━━━ Entries ━━━

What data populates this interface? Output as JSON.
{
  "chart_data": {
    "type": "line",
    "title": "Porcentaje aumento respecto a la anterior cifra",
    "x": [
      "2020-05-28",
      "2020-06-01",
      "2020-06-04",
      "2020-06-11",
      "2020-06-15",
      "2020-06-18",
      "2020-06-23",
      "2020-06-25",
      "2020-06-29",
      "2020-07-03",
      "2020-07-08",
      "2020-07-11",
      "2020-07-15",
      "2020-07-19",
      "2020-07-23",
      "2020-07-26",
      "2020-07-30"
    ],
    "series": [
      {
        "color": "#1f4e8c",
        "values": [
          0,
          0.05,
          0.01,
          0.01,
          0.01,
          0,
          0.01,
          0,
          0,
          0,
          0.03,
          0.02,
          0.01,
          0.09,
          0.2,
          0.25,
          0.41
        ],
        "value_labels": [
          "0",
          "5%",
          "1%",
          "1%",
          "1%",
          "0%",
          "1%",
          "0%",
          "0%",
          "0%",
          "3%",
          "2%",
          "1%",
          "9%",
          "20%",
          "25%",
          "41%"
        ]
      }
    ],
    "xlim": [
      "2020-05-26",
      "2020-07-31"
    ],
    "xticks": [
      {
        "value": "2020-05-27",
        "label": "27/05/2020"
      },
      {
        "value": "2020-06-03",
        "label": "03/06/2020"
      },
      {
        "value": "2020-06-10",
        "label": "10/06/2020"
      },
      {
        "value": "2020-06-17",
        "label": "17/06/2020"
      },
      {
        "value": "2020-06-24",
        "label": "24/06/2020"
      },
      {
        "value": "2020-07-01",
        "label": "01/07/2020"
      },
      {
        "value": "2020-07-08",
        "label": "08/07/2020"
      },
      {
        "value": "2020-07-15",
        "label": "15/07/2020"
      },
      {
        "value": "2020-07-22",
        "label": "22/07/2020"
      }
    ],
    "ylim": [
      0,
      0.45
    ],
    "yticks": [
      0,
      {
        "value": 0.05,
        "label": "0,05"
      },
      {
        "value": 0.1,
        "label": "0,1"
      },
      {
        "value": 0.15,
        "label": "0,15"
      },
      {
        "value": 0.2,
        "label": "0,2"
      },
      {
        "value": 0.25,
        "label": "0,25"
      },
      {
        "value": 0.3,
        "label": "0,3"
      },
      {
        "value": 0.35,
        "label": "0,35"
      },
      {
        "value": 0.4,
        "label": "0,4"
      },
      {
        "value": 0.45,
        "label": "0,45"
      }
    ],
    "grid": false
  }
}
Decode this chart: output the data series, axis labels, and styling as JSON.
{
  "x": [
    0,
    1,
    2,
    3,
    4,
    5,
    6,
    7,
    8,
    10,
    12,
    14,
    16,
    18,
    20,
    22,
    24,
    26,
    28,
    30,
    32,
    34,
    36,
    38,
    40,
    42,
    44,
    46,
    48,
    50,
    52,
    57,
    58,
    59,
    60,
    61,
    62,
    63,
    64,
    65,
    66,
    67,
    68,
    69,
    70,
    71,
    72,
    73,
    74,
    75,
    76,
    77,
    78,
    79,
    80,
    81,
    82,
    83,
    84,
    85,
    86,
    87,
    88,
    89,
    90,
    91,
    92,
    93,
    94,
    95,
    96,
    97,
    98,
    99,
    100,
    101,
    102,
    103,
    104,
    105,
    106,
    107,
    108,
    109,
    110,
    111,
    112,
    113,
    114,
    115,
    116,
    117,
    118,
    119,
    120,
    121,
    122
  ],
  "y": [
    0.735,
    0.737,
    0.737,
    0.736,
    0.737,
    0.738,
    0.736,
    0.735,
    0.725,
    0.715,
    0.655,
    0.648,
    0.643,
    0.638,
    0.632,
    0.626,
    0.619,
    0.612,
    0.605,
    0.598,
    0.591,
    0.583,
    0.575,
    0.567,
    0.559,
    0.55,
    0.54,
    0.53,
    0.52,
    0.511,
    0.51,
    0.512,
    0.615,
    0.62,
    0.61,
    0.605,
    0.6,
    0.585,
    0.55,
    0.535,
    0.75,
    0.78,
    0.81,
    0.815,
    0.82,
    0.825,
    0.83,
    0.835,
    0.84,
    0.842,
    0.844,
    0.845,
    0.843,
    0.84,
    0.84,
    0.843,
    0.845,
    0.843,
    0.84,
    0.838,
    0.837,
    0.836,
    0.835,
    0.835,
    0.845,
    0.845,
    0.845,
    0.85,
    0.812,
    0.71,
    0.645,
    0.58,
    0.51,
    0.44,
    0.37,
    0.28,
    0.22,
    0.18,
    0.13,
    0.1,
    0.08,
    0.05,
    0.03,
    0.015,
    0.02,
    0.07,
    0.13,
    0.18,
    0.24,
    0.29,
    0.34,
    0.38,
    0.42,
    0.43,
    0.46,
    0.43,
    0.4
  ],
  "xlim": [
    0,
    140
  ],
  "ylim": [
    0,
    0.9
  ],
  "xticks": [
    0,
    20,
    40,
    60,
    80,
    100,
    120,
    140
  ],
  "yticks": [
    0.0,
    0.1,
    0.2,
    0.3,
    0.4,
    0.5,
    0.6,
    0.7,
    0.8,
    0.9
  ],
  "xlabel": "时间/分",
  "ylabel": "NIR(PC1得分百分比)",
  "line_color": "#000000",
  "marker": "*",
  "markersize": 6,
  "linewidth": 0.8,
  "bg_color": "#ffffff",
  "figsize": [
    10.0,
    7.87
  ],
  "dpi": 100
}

━━━

* Given problem
Would you copy out each line exactly as written?

* Result below
What data populates this interface? Output as JSON.
{
  "chart_data": {
    "type": "line",
    "title": "Porcentaje aumento respecto a la anterior cifra",
    "x": [
      "2020-05-28",
      "2020-06-01",
      "2020-06-04",
      "2020-06-11",
      "2020-06-15",
      "2020-06-18",
      "2020-06-23",
      "2020-06-25",
      "2020-06-29",
      "2020-07-03",
      "2020-07-08",
      "2020-07-11",
      "2020-07-15",
      "2020-07-19",
      "2020-07-23",
      "2020-07-26",
      "2020-07-30"
    ],
    "series": [
      {
        "color": "#1f4e8c",
        "values": [
          0,
          0.05,
          0.01,
          0.01,
          0.01,
          0,
          0.01,
          0,
          0,
          0,
          0.03,
          0.02,
          0.01,
          0.09,
          0.2,
          0.25,
          0.41
        ],
        "value_labels": [
          "0",
          "5%",
          "1%",
          "1%",
          "1%",
          "0%",
          "1%",
          "0%",
          "0%",
          "0%",
          "3%",
          "2%",
          "1%",
          "9%",
          "20%",
          "25%",
          "41%"
        ]
      }
    ],
    "xlim": [
      "2020-05-26",
      "2020-07-31"
    ],
    "xticks": [
      {
        "value": "2020-05-27",
        "label": "27/05/2020"
      },
      {
        "value": "2020-06-03",
        "label": "03/06/2020"
      },
      {
        "value": "2020-06-10",
        "label": "10/06/2020"
      },
      {
        "value": "2020-06-17",
        "label": "17/06/2020"
      },
      {
        "value": "2020-06-24",
        "label": "24/06/2020"
      },
      {
        "value": "2020-07-01",
        "label": "01/07/2020"
      },
      {
        "value": "2020-07-08",
        "label": "08/07/2020"
      },
      {
        "value": "2020-07-15",
        "label": "15/07/2020"
      },
      {
        "value": "2020-07-22",
        "label": "22/07/2020"
      }
    ],
    "ylim": [
      0,
      0.45
    ],
    "yticks": [
      0,
      {
        "value": 0.05,
        "label": "0,05"
      },
      {
        "value": 0.1,
        "label": "0,1"
      },
      {
        "value": 0.15,
        "label": "0,15"
      },
      {
        "value": 0.2,
        "label": "0,2"
      },
      {
        "value": 0.25,
        "label": "0,25"
      },
      {
        "value": 0.3,
        "label": "0,3"
      },
      {
        "value": 0.35,
        "label": "0,35"
      },
      {
        "value": 0.4,
        "label": "0,4"
      },
      {
        "value": 0.45,
        "label": "0,45"
      }
    ],
    "grid": false
  }
}
Decode this chart: output the data series, axis labels, and styling as JSON.
{
  "x": [
    0,
    1,
    2,
    3,
    4,
    5,
    6,
    7,
    8,
    10,
    12,
    14,
    16,
    18,
    20,
    22,
    24,
    26,
    28,
    30,
    32,
    34,
    36,
    38,
    40,
    42,
    44,
    46,
    48,
    50,
    52,
    57,
    58,
    59,
    60,
    61,
    62,
    63,
    64,
    65,
    66,
    67,
    68,
    69,
    70,
    71,
    72,
    73,
    74,
    75,
    76,
    77,
    78,
    79,
    80,
    81,
    82,
    83,
    84,
    85,
    86,
    87,
    88,
    89,
    90,
    91,
    92,
    93,
    94,
    95,
    96,
    97,
    98,
    99,
    100,
    101,
    102,
    103,
    104,
    105,
    106,
    107,
    108,
    109,
    110,
    111,
    112,
    113,
    114,
    115,
    116,
    117,
    118,
    119,
    120,
    121,
    122
  ],
  "y": [
    0.735,
    0.737,
    0.737,
    0.736,
    0.737,
    0.738,
    0.736,
    0.735,
    0.725,
    0.715,
    0.655,
    0.648,
    0.643,
    0.638,
    0.632,
    0.626,
    0.619,
    0.612,
    0.605,
    0.598,
    0.591,
    0.583,
    0.575,
    0.567,
    0.559,
    0.55,
    0.54,
    0.53,
    0.52,
    0.511,
    0.51,
    0.512,
    0.615,
    0.62,
    0.61,
    0.605,
    0.6,
    0.585,
    0.55,
    0.535,
    0.75,
    0.78,
    0.81,
    0.815,
    0.82,
    0.825,
    0.83,
    0.835,
    0.84,
    0.842,
    0.844,
    0.845,
    0.843,
    0.84,
    0.84,
    0.843,
    0.845,
    0.843,
    0.84,
    0.838,
    0.837,
    0.836,
    0.835,
    0.835,
    0.845,
    0.845,
    0.845,
    0.85,
    0.812,
    0.71,
    0.645,
    0.58,
    0.51,
    0.44,
    0.37,
    0.28,
    0.22,
    0.18,
    0.13,
    0.1,
    0.08,
    0.05,
    0.03,
    0.015,
    0.02,
    0.07,
    0.13,
    0.18,
    0.24,
    0.29,
    0.34,
    0.38,
    0.42,
    0.43,
    0.46,
    0.43,
    0.4
  ],
  "xlim": [
    0,
    140
  ],
  "ylim": [
    0,
    0.9
  ],
  "xticks": [
    0,
    20,
    40,
    60,
    80,
    100,
    120,
    140
  ],
  "yticks": [
    0.0,
    0.1,
    0.2,
    0.3,
    0.4,
    0.5,
    0.6,
    0.7,
    0.8,
    0.9
  ],
  "xlabel": "时间/分",
  "ylabel": "NIR(PC1得分百分比)",
  "line_color": "#000000",
  "marker": "*",
  "markersize": 6,
  "linewidth": 0.8,
  "bg_color": "#ffffff",
  "figsize": [
    10.0,
    7.87
  ],
  "dpi": 100
}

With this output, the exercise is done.